** Start of RECORDS TO USE **

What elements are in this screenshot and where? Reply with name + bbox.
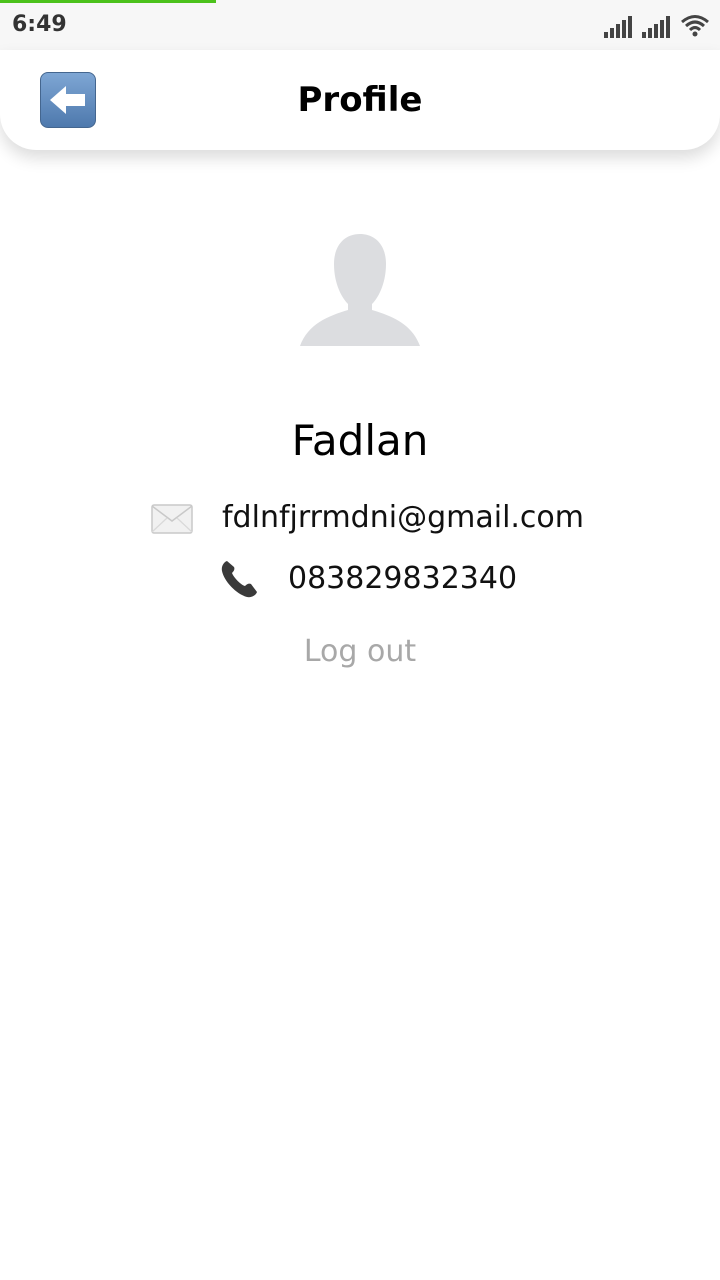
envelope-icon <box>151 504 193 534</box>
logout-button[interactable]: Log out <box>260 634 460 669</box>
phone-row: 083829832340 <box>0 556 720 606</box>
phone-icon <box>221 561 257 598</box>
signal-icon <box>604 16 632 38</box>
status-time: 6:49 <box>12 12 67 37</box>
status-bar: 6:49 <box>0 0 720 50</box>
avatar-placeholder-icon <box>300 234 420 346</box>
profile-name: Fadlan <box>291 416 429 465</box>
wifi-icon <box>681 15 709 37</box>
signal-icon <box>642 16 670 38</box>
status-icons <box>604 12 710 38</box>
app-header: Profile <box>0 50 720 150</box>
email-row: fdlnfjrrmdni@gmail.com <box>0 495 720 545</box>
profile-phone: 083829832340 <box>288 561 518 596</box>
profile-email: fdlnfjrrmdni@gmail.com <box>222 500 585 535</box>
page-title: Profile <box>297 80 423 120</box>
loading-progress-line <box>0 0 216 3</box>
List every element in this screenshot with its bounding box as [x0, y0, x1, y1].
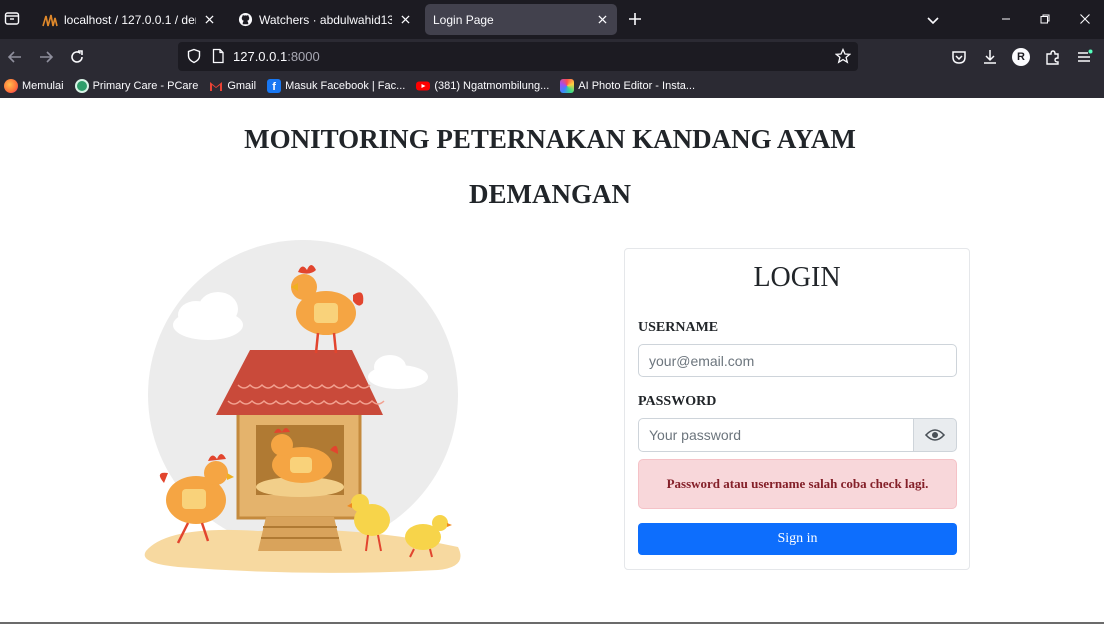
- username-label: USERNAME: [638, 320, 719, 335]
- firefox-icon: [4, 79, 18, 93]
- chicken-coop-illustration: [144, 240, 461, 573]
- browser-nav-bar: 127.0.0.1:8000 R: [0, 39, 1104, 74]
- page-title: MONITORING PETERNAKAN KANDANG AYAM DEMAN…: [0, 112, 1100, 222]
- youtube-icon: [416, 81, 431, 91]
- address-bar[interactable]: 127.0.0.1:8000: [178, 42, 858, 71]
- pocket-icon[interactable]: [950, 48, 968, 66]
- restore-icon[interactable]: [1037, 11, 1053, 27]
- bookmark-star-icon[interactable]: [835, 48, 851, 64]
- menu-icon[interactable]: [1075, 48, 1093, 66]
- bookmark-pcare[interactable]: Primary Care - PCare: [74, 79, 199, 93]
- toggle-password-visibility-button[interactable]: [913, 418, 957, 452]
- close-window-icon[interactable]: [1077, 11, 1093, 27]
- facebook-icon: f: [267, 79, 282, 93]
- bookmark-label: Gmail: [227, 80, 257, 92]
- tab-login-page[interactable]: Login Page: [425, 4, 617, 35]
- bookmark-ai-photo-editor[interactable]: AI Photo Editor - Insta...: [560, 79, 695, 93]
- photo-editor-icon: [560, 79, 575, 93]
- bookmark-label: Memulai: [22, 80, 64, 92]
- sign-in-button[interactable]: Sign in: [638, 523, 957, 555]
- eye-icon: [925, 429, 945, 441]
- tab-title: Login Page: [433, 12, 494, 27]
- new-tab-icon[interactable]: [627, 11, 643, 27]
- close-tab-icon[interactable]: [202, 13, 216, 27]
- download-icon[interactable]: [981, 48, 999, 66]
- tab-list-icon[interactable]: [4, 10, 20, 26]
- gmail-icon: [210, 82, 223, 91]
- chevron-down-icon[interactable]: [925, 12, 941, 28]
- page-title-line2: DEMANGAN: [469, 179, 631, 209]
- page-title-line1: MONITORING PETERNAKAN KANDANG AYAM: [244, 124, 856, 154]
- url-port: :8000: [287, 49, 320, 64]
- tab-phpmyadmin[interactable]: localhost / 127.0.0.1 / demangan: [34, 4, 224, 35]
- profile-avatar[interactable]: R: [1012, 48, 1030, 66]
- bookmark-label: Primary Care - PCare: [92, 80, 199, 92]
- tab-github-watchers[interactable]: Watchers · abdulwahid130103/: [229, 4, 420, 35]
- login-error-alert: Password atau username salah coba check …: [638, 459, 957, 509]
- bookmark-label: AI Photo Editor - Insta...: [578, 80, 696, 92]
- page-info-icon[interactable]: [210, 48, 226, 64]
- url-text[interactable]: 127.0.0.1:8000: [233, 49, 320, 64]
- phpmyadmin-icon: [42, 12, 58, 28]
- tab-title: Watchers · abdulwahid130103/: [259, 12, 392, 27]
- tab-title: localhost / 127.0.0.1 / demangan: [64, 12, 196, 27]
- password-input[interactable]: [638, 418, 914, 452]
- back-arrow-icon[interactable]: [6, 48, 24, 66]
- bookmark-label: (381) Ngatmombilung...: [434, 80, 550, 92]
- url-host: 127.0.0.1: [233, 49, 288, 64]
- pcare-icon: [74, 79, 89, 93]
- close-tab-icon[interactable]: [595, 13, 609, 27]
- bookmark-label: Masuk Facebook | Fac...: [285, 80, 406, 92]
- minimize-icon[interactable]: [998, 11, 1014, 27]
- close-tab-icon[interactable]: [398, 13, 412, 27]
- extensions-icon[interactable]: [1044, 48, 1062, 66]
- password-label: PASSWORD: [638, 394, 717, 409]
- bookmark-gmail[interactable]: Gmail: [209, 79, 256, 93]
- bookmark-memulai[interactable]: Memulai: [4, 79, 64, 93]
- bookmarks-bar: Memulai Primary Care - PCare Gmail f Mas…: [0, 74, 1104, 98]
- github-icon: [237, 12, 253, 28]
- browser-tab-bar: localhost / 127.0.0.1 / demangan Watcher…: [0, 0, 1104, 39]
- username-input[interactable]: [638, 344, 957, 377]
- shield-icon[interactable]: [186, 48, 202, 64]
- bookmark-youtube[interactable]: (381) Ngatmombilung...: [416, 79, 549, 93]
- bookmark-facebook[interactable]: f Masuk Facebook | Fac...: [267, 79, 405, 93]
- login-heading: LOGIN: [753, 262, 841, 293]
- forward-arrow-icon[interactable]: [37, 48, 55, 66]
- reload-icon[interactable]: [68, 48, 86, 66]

** End of RECORDS TO USE **

Quote every one of the lines above word for word, but leave out the pictures.

What elements are in this screenshot and where? Reply with name + bbox.
envelope-icon <box>151 504 193 534</box>
logout-button[interactable]: Log out <box>260 634 460 669</box>
phone-row: 083829832340 <box>0 556 720 606</box>
phone-icon <box>221 561 257 598</box>
signal-icon <box>604 16 632 38</box>
status-time: 6:49 <box>12 12 67 37</box>
status-bar: 6:49 <box>0 0 720 50</box>
avatar-placeholder-icon <box>300 234 420 346</box>
profile-name: Fadlan <box>291 416 429 465</box>
wifi-icon <box>681 15 709 37</box>
signal-icon <box>642 16 670 38</box>
status-icons <box>604 12 710 38</box>
app-header: Profile <box>0 50 720 150</box>
email-row: fdlnfjrrmdni@gmail.com <box>0 495 720 545</box>
profile-phone: 083829832340 <box>288 561 518 596</box>
profile-email: fdlnfjrrmdni@gmail.com <box>222 500 585 535</box>
page-title: Profile <box>297 80 423 120</box>
loading-progress-line <box>0 0 216 3</box>
List every element in this screenshot with its bounding box as [x0, y0, x1, y1].
- username-label: USERNAME: [638, 320, 719, 335]
- firefox-icon: [4, 79, 18, 93]
- chicken-coop-illustration: [144, 240, 461, 573]
- browser-nav-bar: 127.0.0.1:8000 R: [0, 39, 1104, 74]
- page-title: MONITORING PETERNAKAN KANDANG AYAM DEMAN…: [0, 112, 1100, 222]
- youtube-icon: [416, 81, 431, 91]
- address-bar[interactable]: 127.0.0.1:8000: [178, 42, 858, 71]
- pocket-icon[interactable]: [950, 48, 968, 66]
- restore-icon[interactable]: [1037, 11, 1053, 27]
- bookmark-star-icon[interactable]: [835, 48, 851, 64]
- menu-icon[interactable]: [1075, 48, 1093, 66]
- bookmark-pcare[interactable]: Primary Care - PCare: [74, 79, 199, 93]
- toggle-password-visibility-button[interactable]: [913, 418, 957, 452]
- close-window-icon[interactable]: [1077, 11, 1093, 27]
- facebook-icon: f: [267, 79, 282, 93]
- bookmark-label: Gmail: [227, 80, 257, 92]
- tab-login-page[interactable]: Login Page: [425, 4, 617, 35]
- bookmark-ai-photo-editor[interactable]: AI Photo Editor - Insta...: [560, 79, 695, 93]
- photo-editor-icon: [560, 79, 575, 93]
- bookmark-label: Memulai: [22, 80, 64, 92]
- sign-in-button[interactable]: Sign in: [638, 523, 957, 555]
- eye-icon: [925, 429, 945, 441]
- tab-title: Login Page: [433, 12, 494, 27]
- new-tab-icon[interactable]: [627, 11, 643, 27]
- close-tab-icon[interactable]: [202, 13, 216, 27]
- download-icon[interactable]: [981, 48, 999, 66]
- tab-list-icon[interactable]: [4, 10, 20, 26]
- gmail-icon: [210, 82, 223, 91]
- chevron-down-icon[interactable]: [925, 12, 941, 28]
- page-title-line2: DEMANGAN: [469, 179, 631, 209]
- page-title-line1: MONITORING PETERNAKAN KANDANG AYAM: [244, 124, 856, 154]
- url-port: :8000: [287, 49, 320, 64]
- tab-phpmyadmin[interactable]: localhost / 127.0.0.1 / demangan: [34, 4, 224, 35]
- profile-avatar[interactable]: R: [1012, 48, 1030, 66]
- bookmark-label: Primary Care - PCare: [92, 80, 199, 92]
- tab-github-watchers[interactable]: Watchers · abdulwahid130103/: [229, 4, 420, 35]
- login-error-alert: Password atau username salah coba check …: [638, 459, 957, 509]
- bookmark-label: AI Photo Editor - Insta...: [578, 80, 696, 92]
- page-info-icon[interactable]: [210, 48, 226, 64]
- url-text[interactable]: 127.0.0.1:8000: [233, 49, 320, 64]
- phpmyadmin-icon: [42, 12, 58, 28]
- tab-title: Watchers · abdulwahid130103/: [259, 12, 392, 27]
- tab-title: localhost / 127.0.0.1 / demangan: [64, 12, 196, 27]
- password-input[interactable]: [638, 418, 914, 452]
- back-arrow-icon[interactable]: [6, 48, 24, 66]
- bookmark-label: (381) Ngatmombilung...: [434, 80, 550, 92]
- url-host: 127.0.0.1: [233, 49, 288, 64]
- pcare-icon: [74, 79, 89, 93]
- close-tab-icon[interactable]: [595, 13, 609, 27]
- bookmark-label: Masuk Facebook | Fac...: [285, 80, 406, 92]
- minimize-icon[interactable]: [998, 11, 1014, 27]
- close-tab-icon[interactable]: [398, 13, 412, 27]
- extensions-icon[interactable]: [1044, 48, 1062, 66]
- password-label: PASSWORD: [638, 394, 717, 409]
- bookmark-gmail[interactable]: Gmail: [209, 79, 256, 93]
- bookmark-memulai[interactable]: Memulai: [4, 79, 64, 93]
- bookmarks-bar: Memulai Primary Care - PCare Gmail f Mas…: [0, 74, 1104, 98]
- github-icon: [237, 12, 253, 28]
- browser-tab-bar: localhost / 127.0.0.1 / demangan Watcher…: [0, 0, 1104, 39]
- username-input[interactable]: [638, 344, 957, 377]
- shield-icon[interactable]: [186, 48, 202, 64]
- bookmark-youtube[interactable]: (381) Ngatmombilung...: [416, 79, 549, 93]
- bookmark-facebook[interactable]: f Masuk Facebook | Fac...: [267, 79, 405, 93]
- login-heading: LOGIN: [753, 262, 841, 293]
- forward-arrow-icon[interactable]: [37, 48, 55, 66]
- reload-icon[interactable]: [68, 48, 86, 66]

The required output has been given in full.